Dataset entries
—————

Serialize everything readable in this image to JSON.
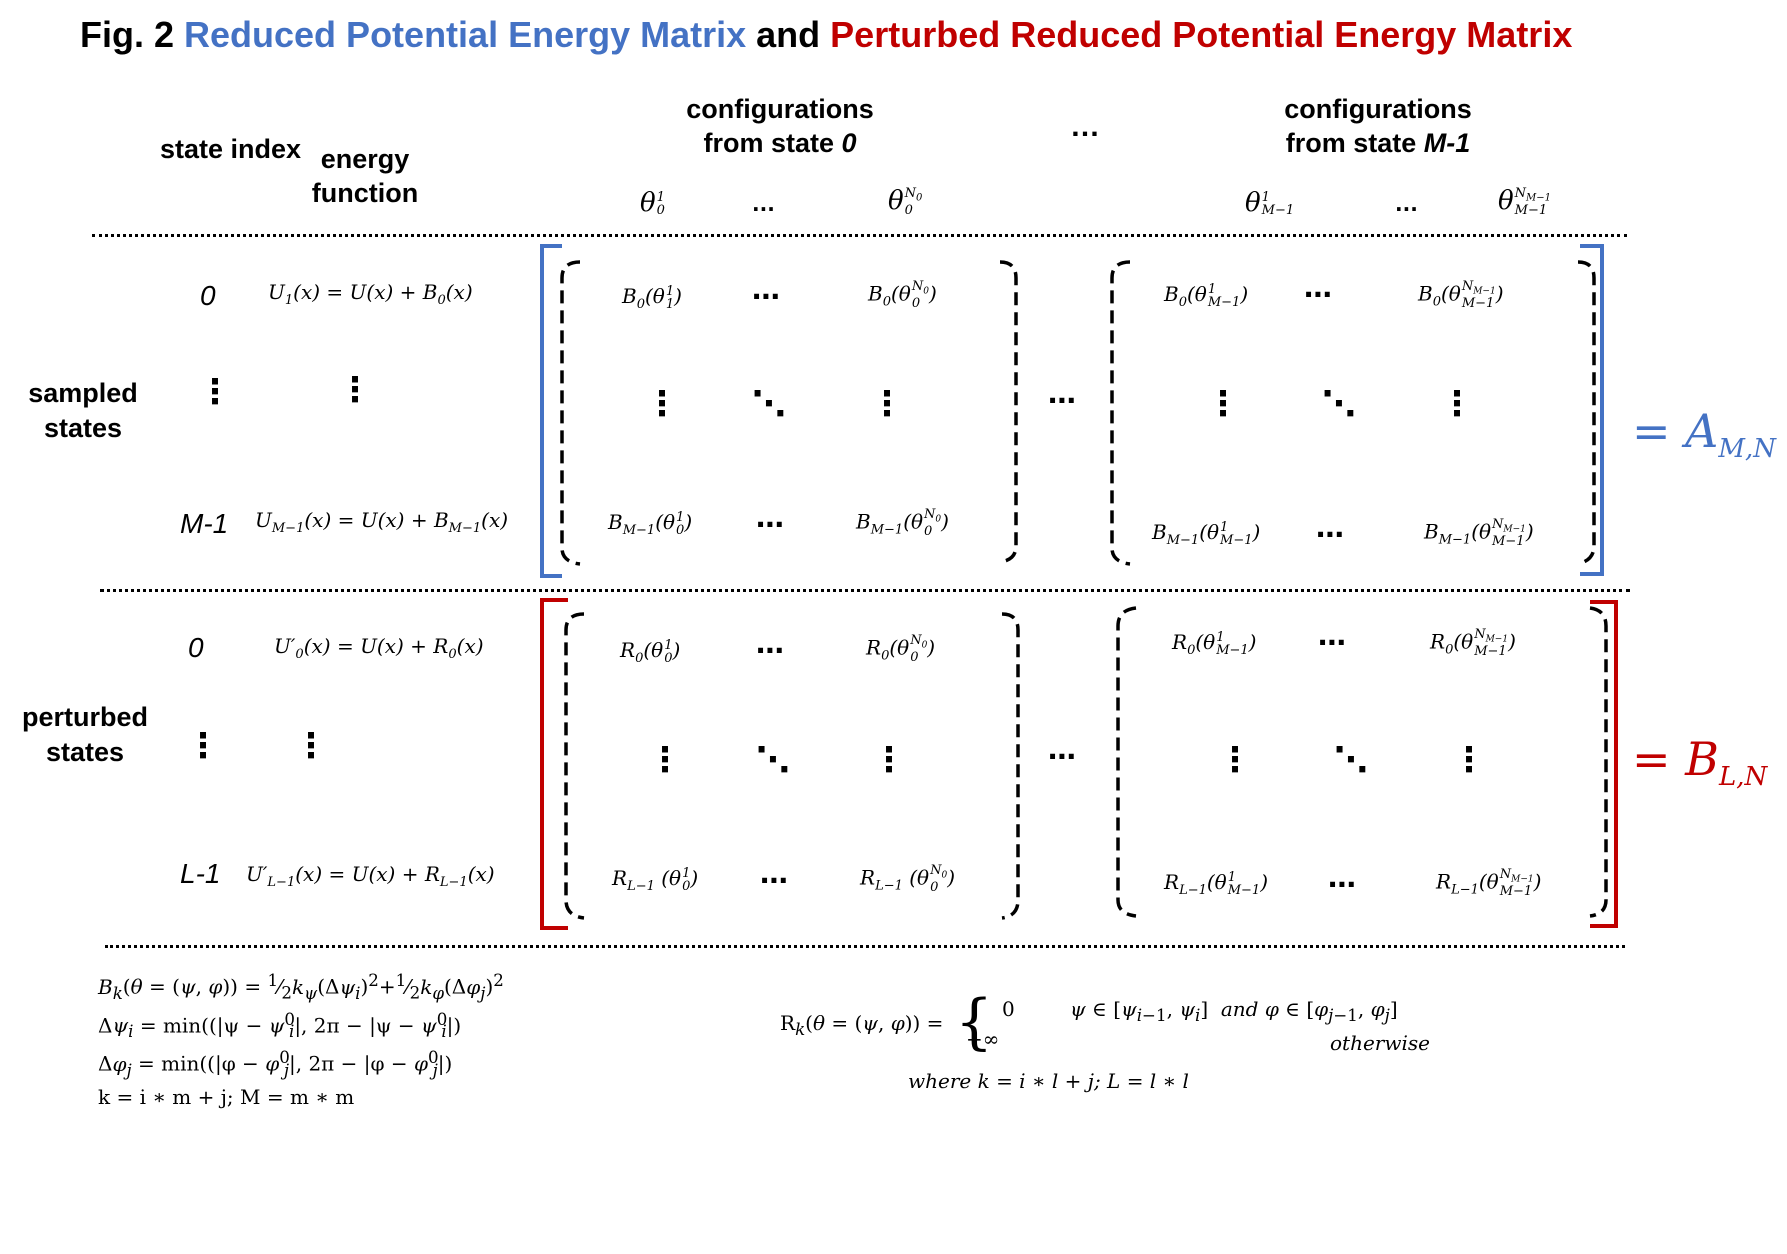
{
  "title": {
    "prefix": "Fig. 2 ",
    "part1": "Reduced Potential Energy Matrix",
    "middle": " and ",
    "part2": "Perturbed Reduced Potential Energy Matrix"
  },
  "colors": {
    "blue": "#4472c4",
    "red": "#c00000",
    "black": "#000000"
  },
  "headers": {
    "state_index": "state index",
    "energy_function": "energy function",
    "config_state0_line1": "configurations",
    "config_state0_line2": "from state ",
    "config_state0_italic": "0",
    "config_stateM_line1": "configurations",
    "config_stateM_line2": "from state ",
    "config_stateM_italic": "M-1",
    "between_dots": "…",
    "col_theta0_1": "θ",
    "col_dots": "...",
    "col_dots2": "..."
  },
  "groups": {
    "sampled_label": "sampled states",
    "perturbed_label": "perturbed states"
  },
  "sampled_rows": [
    {
      "index": "0",
      "energy": "U₁(x) = U(x) + B₀(x)"
    },
    {
      "index": "⋮",
      "energy": "⋮"
    },
    {
      "index": "M-1",
      "energy": "U_{M−1}(x) = U(x) + B_{M−1}(x)"
    }
  ],
  "perturbed_rows": [
    {
      "index": "0",
      "energy": "U′₀(x) = U(x) + R₀(x)"
    },
    {
      "index": "⋮",
      "energy": "⋮"
    },
    {
      "index": "L-1",
      "energy": "U′_{L−1}(x) = U(x) + R_{L−1}(x)"
    }
  ],
  "matrix_results": {
    "A": "= A_{M,N}",
    "B": "= B_{L,N}"
  },
  "footnotes": {
    "left": [
      "B_k(θ = (ψ, φ)) = ½ k_ψ(Δψ_i)² + ½ k_φ(Δφ_j)²",
      "Δψ_i = min((|ψ − ψ_i⁰|, 2π − |ψ − ψ_i⁰|)",
      "Δφ_j = min((|φ − φ_j⁰|, 2π − |φ − φ_j⁰|)",
      "k = i ∗ m + j; M = m ∗ m"
    ],
    "right_lhs": "R_k(θ = (ψ, φ)) =",
    "right_case1_value": "0",
    "right_case1_condition": "ψ ∈ [ψ_{i−1}, ψ_i]  and  φ ∈ [φ_{j−1}, φ_j]",
    "right_case2_value": "+∞",
    "right_case2_condition": "otherwise",
    "right_where": "where k = i ∗ l + j; L = l ∗ l"
  }
}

—————

**Problem details**
Pictures excluded, quote all the data above exactly.

**Result**
Serialize everything readable in this image to JSON.
{
  "title": {
    "prefix": "Fig. 2 ",
    "part1": "Reduced Potential Energy Matrix",
    "middle": " and ",
    "part2": "Perturbed Reduced Potential Energy Matrix"
  },
  "colors": {
    "blue": "#4472c4",
    "red": "#c00000",
    "black": "#000000"
  },
  "headers": {
    "state_index": "state index",
    "energy_function": "energy function",
    "config_state0_line1": "configurations",
    "config_state0_line2": "from state ",
    "config_state0_italic": "0",
    "config_stateM_line1": "configurations",
    "config_stateM_line2": "from state ",
    "config_stateM_italic": "M-1",
    "between_dots": "…",
    "col_theta0_1": "θ",
    "col_dots": "...",
    "col_dots2": "..."
  },
  "groups": {
    "sampled_label": "sampled states",
    "perturbed_label": "perturbed states"
  },
  "sampled_rows": [
    {
      "index": "0",
      "energy": "U₁(x) = U(x) + B₀(x)"
    },
    {
      "index": "⋮",
      "energy": "⋮"
    },
    {
      "index": "M-1",
      "energy": "U_{M−1}(x) = U(x) + B_{M−1}(x)"
    }
  ],
  "perturbed_rows": [
    {
      "index": "0",
      "energy": "U′₀(x) = U(x) + R₀(x)"
    },
    {
      "index": "⋮",
      "energy": "⋮"
    },
    {
      "index": "L-1",
      "energy": "U′_{L−1}(x) = U(x) + R_{L−1}(x)"
    }
  ],
  "matrix_results": {
    "A": "= A_{M,N}",
    "B": "= B_{L,N}"
  },
  "footnotes": {
    "left": [
      "B_k(θ = (ψ, φ)) = ½ k_ψ(Δψ_i)² + ½ k_φ(Δφ_j)²",
      "Δψ_i = min((|ψ − ψ_i⁰|, 2π − |ψ − ψ_i⁰|)",
      "Δφ_j = min((|φ − φ_j⁰|, 2π − |φ − φ_j⁰|)",
      "k = i ∗ m + j; M = m ∗ m"
    ],
    "right_lhs": "R_k(θ = (ψ, φ)) =",
    "right_case1_value": "0",
    "right_case1_condition": "ψ ∈ [ψ_{i−1}, ψ_i]  and  φ ∈ [φ_{j−1}, φ_j]",
    "right_case2_value": "+∞",
    "right_case2_condition": "otherwise",
    "right_where": "where k = i ∗ l + j; L = l ∗ l"
  }
}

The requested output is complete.